→ Goal: From the records below, give the number of lines that contain the string "CONCERN", without any other text.

→ Data shown:

● ● ● ● ●

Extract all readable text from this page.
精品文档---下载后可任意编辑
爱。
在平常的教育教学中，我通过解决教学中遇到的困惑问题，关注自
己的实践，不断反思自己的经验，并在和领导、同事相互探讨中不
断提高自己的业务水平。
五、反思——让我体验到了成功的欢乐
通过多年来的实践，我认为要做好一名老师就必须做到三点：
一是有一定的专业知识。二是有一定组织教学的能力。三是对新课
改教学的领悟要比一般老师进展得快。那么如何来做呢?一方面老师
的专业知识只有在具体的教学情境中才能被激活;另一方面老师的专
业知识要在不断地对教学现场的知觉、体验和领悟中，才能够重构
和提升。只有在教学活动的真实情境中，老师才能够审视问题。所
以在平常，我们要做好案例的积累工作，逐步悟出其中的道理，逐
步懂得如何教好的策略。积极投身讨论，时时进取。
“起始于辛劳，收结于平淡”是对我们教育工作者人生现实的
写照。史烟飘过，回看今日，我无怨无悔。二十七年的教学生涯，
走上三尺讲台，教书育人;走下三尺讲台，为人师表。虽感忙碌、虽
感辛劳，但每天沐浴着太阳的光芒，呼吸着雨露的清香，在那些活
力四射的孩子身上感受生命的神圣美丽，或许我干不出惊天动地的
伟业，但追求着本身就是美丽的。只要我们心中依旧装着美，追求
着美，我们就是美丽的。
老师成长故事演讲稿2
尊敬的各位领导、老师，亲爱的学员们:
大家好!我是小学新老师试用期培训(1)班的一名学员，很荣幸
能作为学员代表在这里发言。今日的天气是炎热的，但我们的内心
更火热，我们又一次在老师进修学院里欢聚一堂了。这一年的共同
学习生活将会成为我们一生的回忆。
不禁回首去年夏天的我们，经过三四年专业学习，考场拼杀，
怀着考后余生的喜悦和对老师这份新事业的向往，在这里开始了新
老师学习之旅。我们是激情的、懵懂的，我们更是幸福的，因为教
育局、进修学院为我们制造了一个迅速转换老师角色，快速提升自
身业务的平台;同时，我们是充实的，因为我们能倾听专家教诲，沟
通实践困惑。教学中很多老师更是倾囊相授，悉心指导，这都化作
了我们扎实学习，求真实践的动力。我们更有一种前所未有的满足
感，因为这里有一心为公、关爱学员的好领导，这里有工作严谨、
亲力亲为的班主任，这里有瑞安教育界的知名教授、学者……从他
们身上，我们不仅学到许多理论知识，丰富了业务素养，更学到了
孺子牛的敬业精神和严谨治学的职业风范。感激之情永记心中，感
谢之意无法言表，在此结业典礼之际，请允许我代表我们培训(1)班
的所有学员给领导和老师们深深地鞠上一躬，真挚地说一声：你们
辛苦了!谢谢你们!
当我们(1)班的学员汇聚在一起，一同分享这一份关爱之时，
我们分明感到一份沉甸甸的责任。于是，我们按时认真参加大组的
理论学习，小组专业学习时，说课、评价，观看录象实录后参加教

● ● ● ● ●

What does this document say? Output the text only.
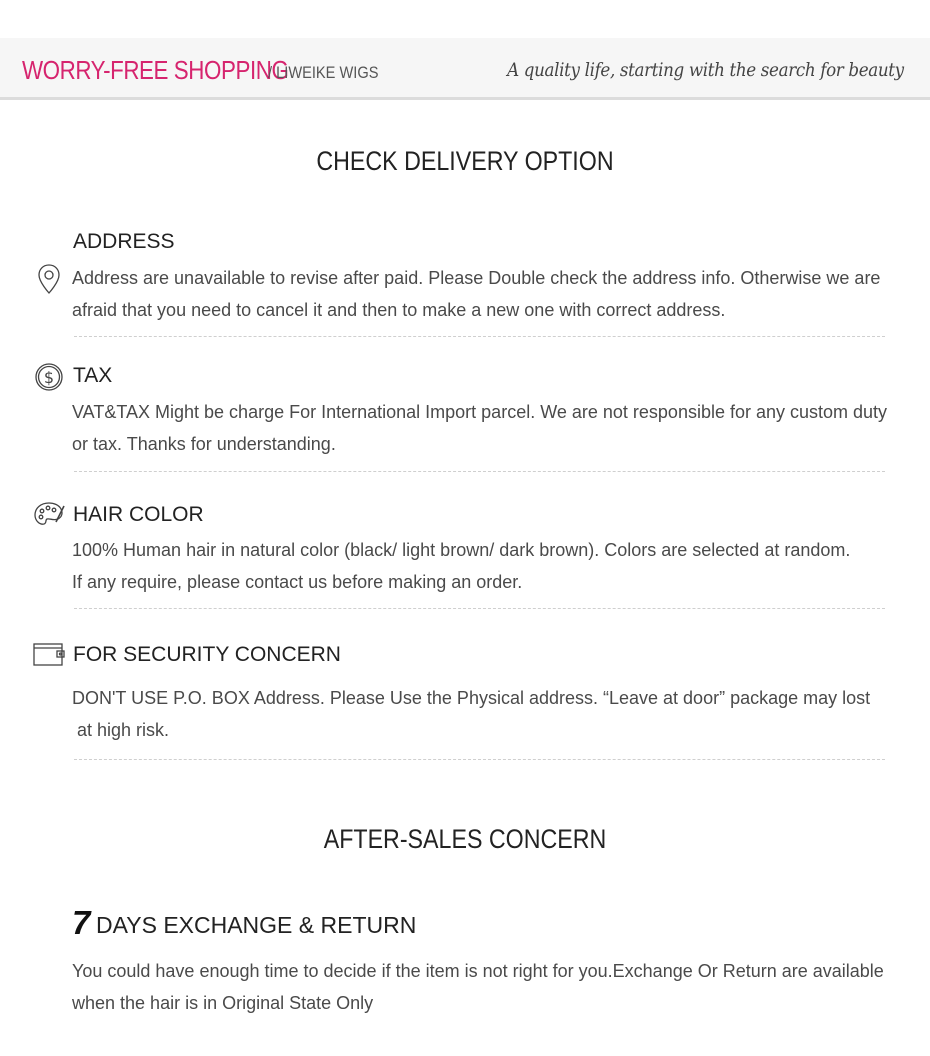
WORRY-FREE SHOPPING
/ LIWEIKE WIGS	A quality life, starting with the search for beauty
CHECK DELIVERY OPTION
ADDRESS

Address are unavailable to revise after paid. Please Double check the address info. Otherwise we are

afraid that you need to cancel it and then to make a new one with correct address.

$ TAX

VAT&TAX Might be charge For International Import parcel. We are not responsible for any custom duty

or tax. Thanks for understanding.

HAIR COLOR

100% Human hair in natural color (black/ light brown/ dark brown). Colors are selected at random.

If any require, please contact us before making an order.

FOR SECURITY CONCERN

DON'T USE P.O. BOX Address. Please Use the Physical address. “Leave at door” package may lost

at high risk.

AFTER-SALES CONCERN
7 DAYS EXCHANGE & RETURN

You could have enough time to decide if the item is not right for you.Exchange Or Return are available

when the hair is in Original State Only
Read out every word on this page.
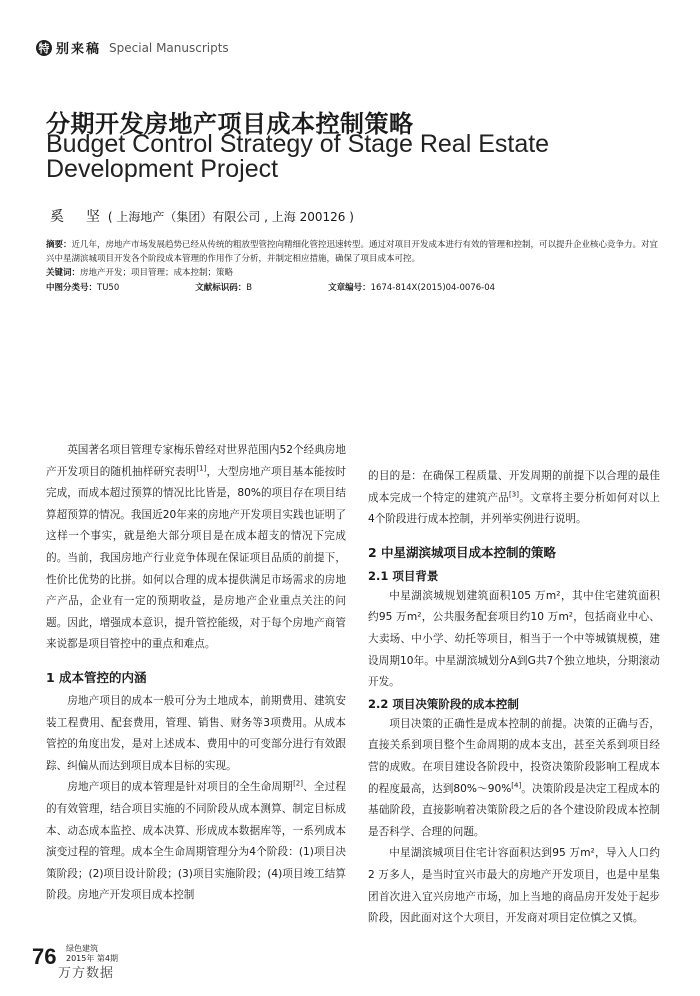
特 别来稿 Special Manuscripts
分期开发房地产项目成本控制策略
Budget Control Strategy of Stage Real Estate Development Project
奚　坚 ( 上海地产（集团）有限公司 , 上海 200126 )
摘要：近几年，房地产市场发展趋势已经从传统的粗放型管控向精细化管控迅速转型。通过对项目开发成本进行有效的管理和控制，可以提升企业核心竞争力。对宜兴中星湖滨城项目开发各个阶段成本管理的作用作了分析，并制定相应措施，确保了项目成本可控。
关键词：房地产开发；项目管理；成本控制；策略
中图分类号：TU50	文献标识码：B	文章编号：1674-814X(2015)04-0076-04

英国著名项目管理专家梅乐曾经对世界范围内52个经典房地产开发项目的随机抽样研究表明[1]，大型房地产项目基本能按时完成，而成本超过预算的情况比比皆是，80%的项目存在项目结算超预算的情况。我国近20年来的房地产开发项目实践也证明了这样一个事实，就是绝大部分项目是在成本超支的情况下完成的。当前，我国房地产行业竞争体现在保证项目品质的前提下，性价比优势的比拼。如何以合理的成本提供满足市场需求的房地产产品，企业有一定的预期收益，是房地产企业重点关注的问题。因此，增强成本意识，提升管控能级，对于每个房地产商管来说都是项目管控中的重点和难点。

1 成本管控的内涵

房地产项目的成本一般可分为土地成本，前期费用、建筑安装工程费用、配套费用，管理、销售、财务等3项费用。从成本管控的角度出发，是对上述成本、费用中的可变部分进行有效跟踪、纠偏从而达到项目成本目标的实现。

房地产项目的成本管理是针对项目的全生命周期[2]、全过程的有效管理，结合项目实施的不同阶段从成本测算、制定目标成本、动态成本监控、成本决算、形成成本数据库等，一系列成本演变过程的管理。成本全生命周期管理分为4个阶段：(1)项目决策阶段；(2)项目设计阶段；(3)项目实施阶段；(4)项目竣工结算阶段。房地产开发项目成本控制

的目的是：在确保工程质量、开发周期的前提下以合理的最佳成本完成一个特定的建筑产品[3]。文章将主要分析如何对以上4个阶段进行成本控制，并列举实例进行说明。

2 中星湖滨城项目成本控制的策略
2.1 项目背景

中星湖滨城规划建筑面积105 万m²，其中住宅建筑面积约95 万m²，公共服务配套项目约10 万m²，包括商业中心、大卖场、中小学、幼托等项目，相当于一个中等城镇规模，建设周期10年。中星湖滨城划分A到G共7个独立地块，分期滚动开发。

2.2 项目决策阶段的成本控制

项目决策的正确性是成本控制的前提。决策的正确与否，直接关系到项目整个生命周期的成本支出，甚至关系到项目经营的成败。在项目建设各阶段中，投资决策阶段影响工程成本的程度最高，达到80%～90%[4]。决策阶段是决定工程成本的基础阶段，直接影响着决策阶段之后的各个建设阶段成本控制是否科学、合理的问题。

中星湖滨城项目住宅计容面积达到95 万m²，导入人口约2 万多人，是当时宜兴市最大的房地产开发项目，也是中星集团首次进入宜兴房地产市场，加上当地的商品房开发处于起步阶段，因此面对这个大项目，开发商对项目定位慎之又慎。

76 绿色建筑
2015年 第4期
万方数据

● ● ● ● ●

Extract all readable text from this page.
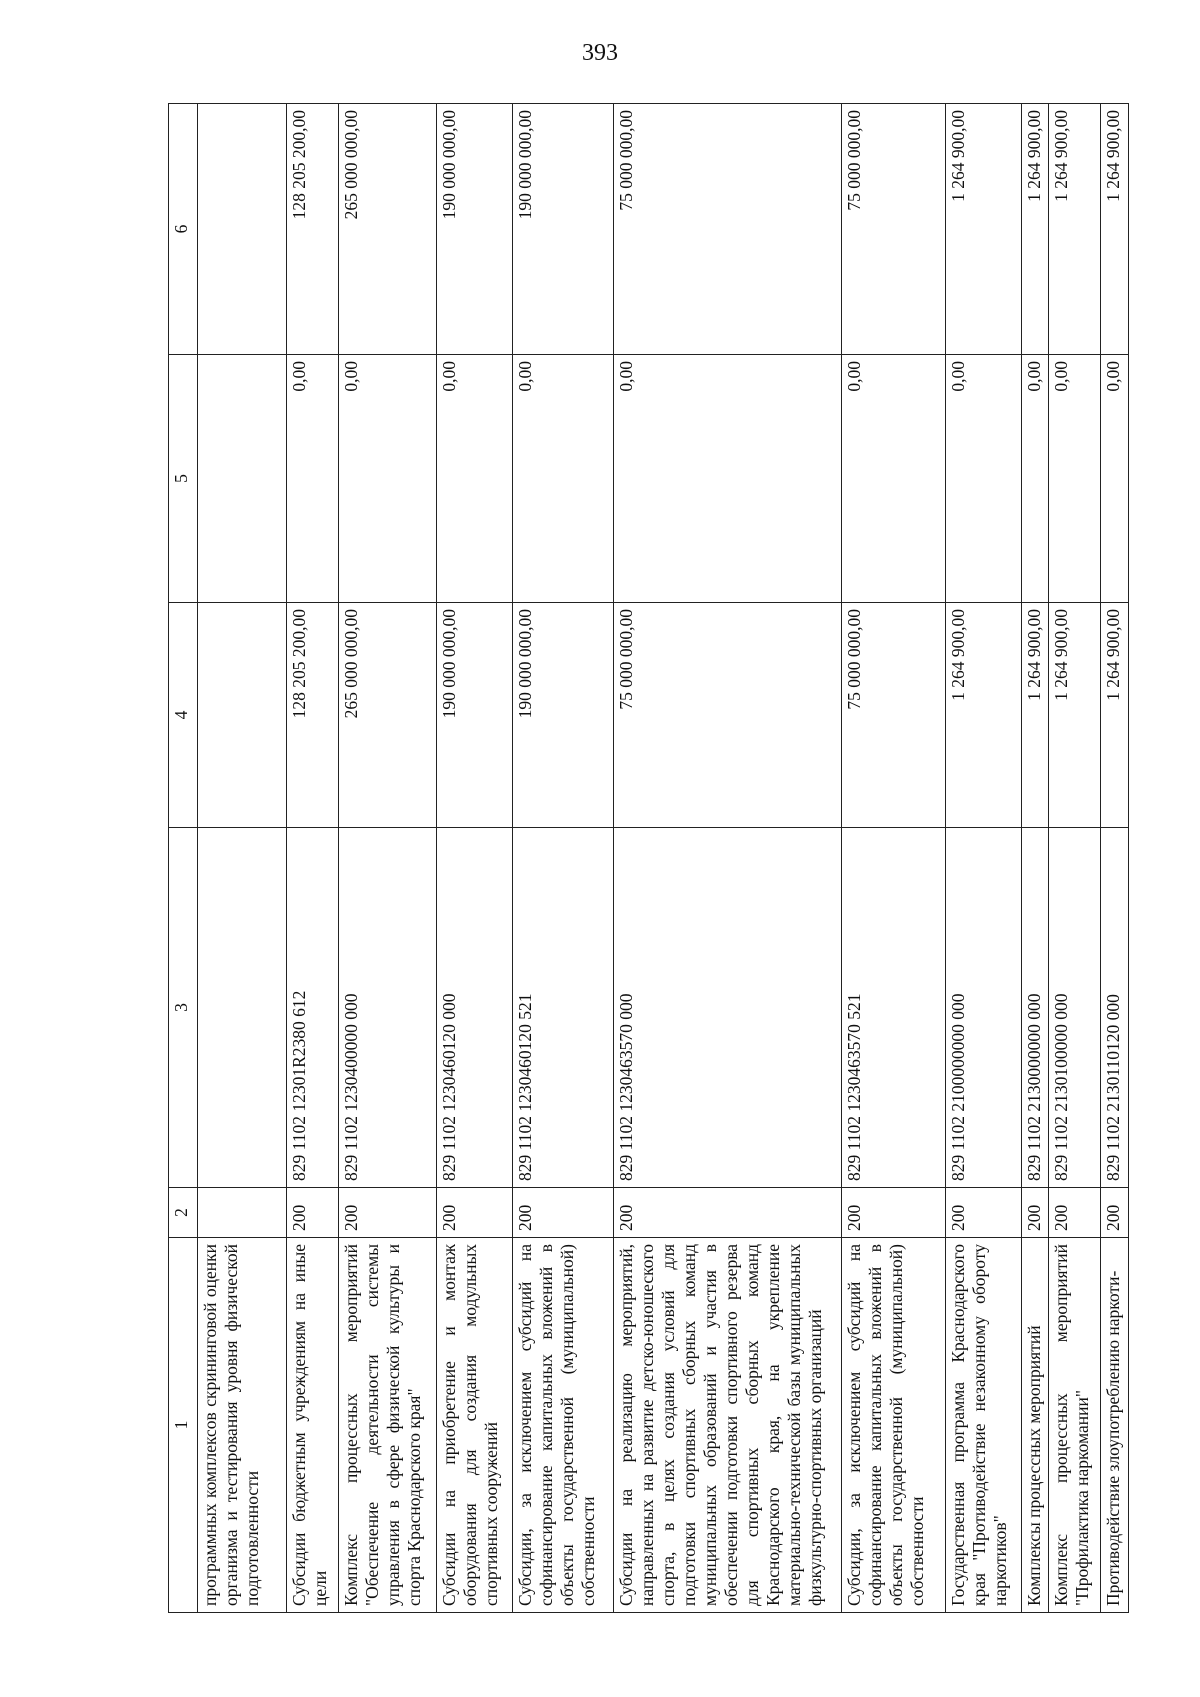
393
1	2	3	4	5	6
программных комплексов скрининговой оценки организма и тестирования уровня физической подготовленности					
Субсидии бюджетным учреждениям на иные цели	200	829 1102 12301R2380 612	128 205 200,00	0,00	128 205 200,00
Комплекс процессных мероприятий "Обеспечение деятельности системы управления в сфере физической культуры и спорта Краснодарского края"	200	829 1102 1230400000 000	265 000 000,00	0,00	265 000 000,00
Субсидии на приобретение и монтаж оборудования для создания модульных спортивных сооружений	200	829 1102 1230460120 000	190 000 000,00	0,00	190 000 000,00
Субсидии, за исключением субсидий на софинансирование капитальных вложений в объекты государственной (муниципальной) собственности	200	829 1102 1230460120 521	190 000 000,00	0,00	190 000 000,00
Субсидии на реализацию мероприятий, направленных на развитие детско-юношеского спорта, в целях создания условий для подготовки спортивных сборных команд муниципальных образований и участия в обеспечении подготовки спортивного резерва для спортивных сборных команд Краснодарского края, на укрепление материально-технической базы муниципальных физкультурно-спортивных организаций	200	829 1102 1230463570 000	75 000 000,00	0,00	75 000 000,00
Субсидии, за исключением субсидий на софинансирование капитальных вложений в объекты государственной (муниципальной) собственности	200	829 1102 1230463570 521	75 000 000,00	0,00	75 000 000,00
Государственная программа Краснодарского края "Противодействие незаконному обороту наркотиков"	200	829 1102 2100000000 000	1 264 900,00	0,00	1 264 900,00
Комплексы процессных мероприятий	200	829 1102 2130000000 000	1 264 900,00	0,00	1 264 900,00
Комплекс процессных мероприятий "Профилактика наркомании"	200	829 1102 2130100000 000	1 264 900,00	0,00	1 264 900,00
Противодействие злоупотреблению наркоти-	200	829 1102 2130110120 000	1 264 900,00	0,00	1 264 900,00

● ● ● ● ●

→ Answer in full: 2